Collected data entries
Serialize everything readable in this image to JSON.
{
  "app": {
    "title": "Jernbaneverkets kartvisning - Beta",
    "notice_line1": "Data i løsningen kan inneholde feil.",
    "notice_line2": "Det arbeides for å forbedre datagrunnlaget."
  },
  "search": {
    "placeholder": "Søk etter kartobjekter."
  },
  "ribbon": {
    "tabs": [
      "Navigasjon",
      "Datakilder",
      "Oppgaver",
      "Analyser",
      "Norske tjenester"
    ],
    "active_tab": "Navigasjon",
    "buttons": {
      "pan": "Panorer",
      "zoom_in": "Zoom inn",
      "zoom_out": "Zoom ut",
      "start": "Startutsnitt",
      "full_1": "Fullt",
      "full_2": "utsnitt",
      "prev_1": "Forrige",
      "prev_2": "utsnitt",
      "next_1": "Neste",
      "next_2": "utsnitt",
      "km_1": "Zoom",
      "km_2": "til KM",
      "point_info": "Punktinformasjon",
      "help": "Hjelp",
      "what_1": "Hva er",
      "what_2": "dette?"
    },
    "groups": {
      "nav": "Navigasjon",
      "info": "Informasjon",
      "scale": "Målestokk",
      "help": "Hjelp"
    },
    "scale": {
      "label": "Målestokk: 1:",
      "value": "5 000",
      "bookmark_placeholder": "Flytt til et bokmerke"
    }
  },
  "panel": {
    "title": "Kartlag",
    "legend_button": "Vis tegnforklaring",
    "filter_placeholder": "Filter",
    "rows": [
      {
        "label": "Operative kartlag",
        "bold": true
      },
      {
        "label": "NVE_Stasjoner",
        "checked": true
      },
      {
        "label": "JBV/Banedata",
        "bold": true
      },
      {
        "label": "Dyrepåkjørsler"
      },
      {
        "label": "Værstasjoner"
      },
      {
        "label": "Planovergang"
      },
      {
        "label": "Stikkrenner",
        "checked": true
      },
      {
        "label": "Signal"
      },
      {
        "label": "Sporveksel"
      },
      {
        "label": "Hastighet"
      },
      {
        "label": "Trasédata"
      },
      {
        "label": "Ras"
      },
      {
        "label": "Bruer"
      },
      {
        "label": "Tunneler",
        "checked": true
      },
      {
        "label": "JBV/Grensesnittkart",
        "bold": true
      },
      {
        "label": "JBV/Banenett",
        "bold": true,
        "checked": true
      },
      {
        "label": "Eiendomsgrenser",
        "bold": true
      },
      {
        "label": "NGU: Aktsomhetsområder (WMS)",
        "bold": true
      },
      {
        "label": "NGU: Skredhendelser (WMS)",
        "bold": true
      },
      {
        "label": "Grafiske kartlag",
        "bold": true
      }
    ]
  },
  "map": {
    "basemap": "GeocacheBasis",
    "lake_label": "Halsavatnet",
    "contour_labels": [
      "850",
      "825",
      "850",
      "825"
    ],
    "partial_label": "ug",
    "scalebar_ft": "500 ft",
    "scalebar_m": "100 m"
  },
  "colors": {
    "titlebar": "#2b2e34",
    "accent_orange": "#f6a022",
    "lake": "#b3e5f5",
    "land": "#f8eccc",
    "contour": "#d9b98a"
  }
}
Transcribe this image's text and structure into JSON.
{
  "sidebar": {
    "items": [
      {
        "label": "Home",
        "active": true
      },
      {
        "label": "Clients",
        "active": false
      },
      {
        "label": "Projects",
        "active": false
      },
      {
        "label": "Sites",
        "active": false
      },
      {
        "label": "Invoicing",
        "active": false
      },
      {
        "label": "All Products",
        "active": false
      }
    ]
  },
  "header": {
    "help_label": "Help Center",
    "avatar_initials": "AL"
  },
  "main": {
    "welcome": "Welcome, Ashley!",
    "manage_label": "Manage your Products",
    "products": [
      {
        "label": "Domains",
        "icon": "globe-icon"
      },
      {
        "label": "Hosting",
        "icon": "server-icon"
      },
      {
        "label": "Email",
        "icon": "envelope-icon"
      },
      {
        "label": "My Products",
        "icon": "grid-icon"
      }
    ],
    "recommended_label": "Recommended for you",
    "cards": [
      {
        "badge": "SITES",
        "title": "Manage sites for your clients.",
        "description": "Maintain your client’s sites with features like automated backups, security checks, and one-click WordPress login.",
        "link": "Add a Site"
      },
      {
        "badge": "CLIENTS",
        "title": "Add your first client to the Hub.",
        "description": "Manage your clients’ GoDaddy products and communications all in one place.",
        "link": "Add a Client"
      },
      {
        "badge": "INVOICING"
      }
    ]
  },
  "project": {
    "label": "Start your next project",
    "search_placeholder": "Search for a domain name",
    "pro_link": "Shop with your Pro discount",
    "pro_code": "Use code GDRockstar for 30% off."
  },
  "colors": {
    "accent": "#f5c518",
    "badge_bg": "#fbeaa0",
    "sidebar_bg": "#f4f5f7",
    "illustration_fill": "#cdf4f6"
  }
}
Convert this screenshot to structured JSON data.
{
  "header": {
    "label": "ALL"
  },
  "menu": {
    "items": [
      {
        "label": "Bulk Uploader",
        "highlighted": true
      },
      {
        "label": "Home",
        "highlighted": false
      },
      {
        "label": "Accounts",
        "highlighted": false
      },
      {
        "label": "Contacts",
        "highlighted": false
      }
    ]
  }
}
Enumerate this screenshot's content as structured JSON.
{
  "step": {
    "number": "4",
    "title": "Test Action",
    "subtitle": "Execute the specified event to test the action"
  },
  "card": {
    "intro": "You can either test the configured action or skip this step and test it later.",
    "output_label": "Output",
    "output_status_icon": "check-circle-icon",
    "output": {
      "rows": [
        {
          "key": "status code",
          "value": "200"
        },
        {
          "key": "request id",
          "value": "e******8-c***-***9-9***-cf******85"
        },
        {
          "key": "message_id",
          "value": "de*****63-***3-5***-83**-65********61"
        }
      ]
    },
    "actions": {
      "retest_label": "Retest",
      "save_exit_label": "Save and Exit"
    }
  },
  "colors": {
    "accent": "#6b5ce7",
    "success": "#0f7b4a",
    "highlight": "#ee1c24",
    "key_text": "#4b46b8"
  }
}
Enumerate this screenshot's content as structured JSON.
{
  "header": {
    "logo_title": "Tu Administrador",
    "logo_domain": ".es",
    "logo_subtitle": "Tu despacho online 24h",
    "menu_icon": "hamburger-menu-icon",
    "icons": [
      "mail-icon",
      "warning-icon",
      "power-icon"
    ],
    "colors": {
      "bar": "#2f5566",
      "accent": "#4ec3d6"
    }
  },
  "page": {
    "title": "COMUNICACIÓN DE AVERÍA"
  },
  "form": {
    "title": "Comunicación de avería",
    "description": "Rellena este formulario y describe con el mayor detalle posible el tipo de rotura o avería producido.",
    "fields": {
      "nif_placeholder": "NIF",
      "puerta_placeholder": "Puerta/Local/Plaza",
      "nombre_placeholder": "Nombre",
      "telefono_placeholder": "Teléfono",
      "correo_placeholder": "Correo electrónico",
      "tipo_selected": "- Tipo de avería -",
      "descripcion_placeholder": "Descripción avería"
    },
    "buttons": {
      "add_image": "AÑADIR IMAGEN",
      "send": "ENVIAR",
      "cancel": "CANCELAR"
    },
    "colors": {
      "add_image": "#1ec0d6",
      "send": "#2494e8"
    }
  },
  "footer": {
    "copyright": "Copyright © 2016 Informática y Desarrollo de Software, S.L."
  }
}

— TASK GOAL —
Take the entries above and transcribe them exactly.

— EXPECTED OUTPUT —
Serialize everything readable in this image to JSON.
{
  "app": {
    "title": "Jernbaneverkets kartvisning - Beta",
    "notice_line1": "Data i løsningen kan inneholde feil.",
    "notice_line2": "Det arbeides for å forbedre datagrunnlaget."
  },
  "search": {
    "placeholder": "Søk etter kartobjekter."
  },
  "ribbon": {
    "tabs": [
      "Navigasjon",
      "Datakilder",
      "Oppgaver",
      "Analyser",
      "Norske tjenester"
    ],
    "active_tab": "Navigasjon",
    "buttons": {
      "pan": "Panorer",
      "zoom_in": "Zoom inn",
      "zoom_out": "Zoom ut",
      "start": "Startutsnitt",
      "full_1": "Fullt",
      "full_2": "utsnitt",
      "prev_1": "Forrige",
      "prev_2": "utsnitt",
      "next_1": "Neste",
      "next_2": "utsnitt",
      "km_1": "Zoom",
      "km_2": "til KM",
      "point_info": "Punktinformasjon",
      "help": "Hjelp",
      "what_1": "Hva er",
      "what_2": "dette?"
    },
    "groups": {
      "nav": "Navigasjon",
      "info": "Informasjon",
      "scale": "Målestokk",
      "help": "Hjelp"
    },
    "scale": {
      "label": "Målestokk: 1:",
      "value": "5 000",
      "bookmark_placeholder": "Flytt til et bokmerke"
    }
  },
  "panel": {
    "title": "Kartlag",
    "legend_button": "Vis tegnforklaring",
    "filter_placeholder": "Filter",
    "rows": [
      {
        "label": "Operative kartlag",
        "bold": true
      },
      {
        "label": "NVE_Stasjoner",
        "checked": true
      },
      {
        "label": "JBV/Banedata",
        "bold": true
      },
      {
        "label": "Dyrepåkjørsler"
      },
      {
        "label": "Værstasjoner"
      },
      {
        "label": "Planovergang"
      },
      {
        "label": "Stikkrenner",
        "checked": true
      },
      {
        "label": "Signal"
      },
      {
        "label": "Sporveksel"
      },
      {
        "label": "Hastighet"
      },
      {
        "label": "Trasédata"
      },
      {
        "label": "Ras"
      },
      {
        "label": "Bruer"
      },
      {
        "label": "Tunneler",
        "checked": true
      },
      {
        "label": "JBV/Grensesnittkart",
        "bold": true
      },
      {
        "label": "JBV/Banenett",
        "bold": true,
        "checked": true
      },
      {
        "label": "Eiendomsgrenser",
        "bold": true
      },
      {
        "label": "NGU: Aktsomhetsområder (WMS)",
        "bold": true
      },
      {
        "label": "NGU: Skredhendelser (WMS)",
        "bold": true
      },
      {
        "label": "Grafiske kartlag",
        "bold": true
      }
    ]
  },
  "map": {
    "basemap": "GeocacheBasis",
    "lake_label": "Halsavatnet",
    "contour_labels": [
      "850",
      "825",
      "850",
      "825"
    ],
    "partial_label": "ug",
    "scalebar_ft": "500 ft",
    "scalebar_m": "100 m"
  },
  "colors": {
    "titlebar": "#2b2e34",
    "accent_orange": "#f6a022",
    "lake": "#b3e5f5",
    "land": "#f8eccc",
    "contour": "#d9b98a"
  }
}
Transcribe this image's text and structure into JSON.
{
  "sidebar": {
    "items": [
      {
        "label": "Home",
        "active": true
      },
      {
        "label": "Clients",
        "active": false
      },
      {
        "label": "Projects",
        "active": false
      },
      {
        "label": "Sites",
        "active": false
      },
      {
        "label": "Invoicing",
        "active": false
      },
      {
        "label": "All Products",
        "active": false
      }
    ]
  },
  "header": {
    "help_label": "Help Center",
    "avatar_initials": "AL"
  },
  "main": {
    "welcome": "Welcome, Ashley!",
    "manage_label": "Manage your Products",
    "products": [
      {
        "label": "Domains",
        "icon": "globe-icon"
      },
      {
        "label": "Hosting",
        "icon": "server-icon"
      },
      {
        "label": "Email",
        "icon": "envelope-icon"
      },
      {
        "label": "My Products",
        "icon": "grid-icon"
      }
    ],
    "recommended_label": "Recommended for you",
    "cards": [
      {
        "badge": "SITES",
        "title": "Manage sites for your clients.",
        "description": "Maintain your client’s sites with features like automated backups, security checks, and one-click WordPress login.",
        "link": "Add a Site"
      },
      {
        "badge": "CLIENTS",
        "title": "Add your first client to the Hub.",
        "description": "Manage your clients’ GoDaddy products and communications all in one place.",
        "link": "Add a Client"
      },
      {
        "badge": "INVOICING"
      }
    ]
  },
  "project": {
    "label": "Start your next project",
    "search_placeholder": "Search for a domain name",
    "pro_link": "Shop with your Pro discount",
    "pro_code": "Use code GDRockstar for 30% off."
  },
  "colors": {
    "accent": "#f5c518",
    "badge_bg": "#fbeaa0",
    "sidebar_bg": "#f4f5f7",
    "illustration_fill": "#cdf4f6"
  }
}
Convert this screenshot to structured JSON data.
{
  "header": {
    "label": "ALL"
  },
  "menu": {
    "items": [
      {
        "label": "Bulk Uploader",
        "highlighted": true
      },
      {
        "label": "Home",
        "highlighted": false
      },
      {
        "label": "Accounts",
        "highlighted": false
      },
      {
        "label": "Contacts",
        "highlighted": false
      }
    ]
  }
}
Enumerate this screenshot's content as structured JSON.
{
  "step": {
    "number": "4",
    "title": "Test Action",
    "subtitle": "Execute the specified event to test the action"
  },
  "card": {
    "intro": "You can either test the configured action or skip this step and test it later.",
    "output_label": "Output",
    "output_status_icon": "check-circle-icon",
    "output": {
      "rows": [
        {
          "key": "status code",
          "value": "200"
        },
        {
          "key": "request id",
          "value": "e******8-c***-***9-9***-cf******85"
        },
        {
          "key": "message_id",
          "value": "de*****63-***3-5***-83**-65********61"
        }
      ]
    },
    "actions": {
      "retest_label": "Retest",
      "save_exit_label": "Save and Exit"
    }
  },
  "colors": {
    "accent": "#6b5ce7",
    "success": "#0f7b4a",
    "highlight": "#ee1c24",
    "key_text": "#4b46b8"
  }
}
Enumerate this screenshot's content as structured JSON.
{
  "header": {
    "logo_title": "Tu Administrador",
    "logo_domain": ".es",
    "logo_subtitle": "Tu despacho online 24h",
    "menu_icon": "hamburger-menu-icon",
    "icons": [
      "mail-icon",
      "warning-icon",
      "power-icon"
    ],
    "colors": {
      "bar": "#2f5566",
      "accent": "#4ec3d6"
    }
  },
  "page": {
    "title": "COMUNICACIÓN DE AVERÍA"
  },
  "form": {
    "title": "Comunicación de avería",
    "description": "Rellena este formulario y describe con el mayor detalle posible el tipo de rotura o avería producido.",
    "fields": {
      "nif_placeholder": "NIF",
      "puerta_placeholder": "Puerta/Local/Plaza",
      "nombre_placeholder": "Nombre",
      "telefono_placeholder": "Teléfono",
      "correo_placeholder": "Correo electrónico",
      "tipo_selected": "- Tipo de avería -",
      "descripcion_placeholder": "Descripción avería"
    },
    "buttons": {
      "add_image": "AÑADIR IMAGEN",
      "send": "ENVIAR",
      "cancel": "CANCELAR"
    },
    "colors": {
      "add_image": "#1ec0d6",
      "send": "#2494e8"
    }
  },
  "footer": {
    "copyright": "Copyright © 2016 Informática y Desarrollo de Software, S.L."
  }
}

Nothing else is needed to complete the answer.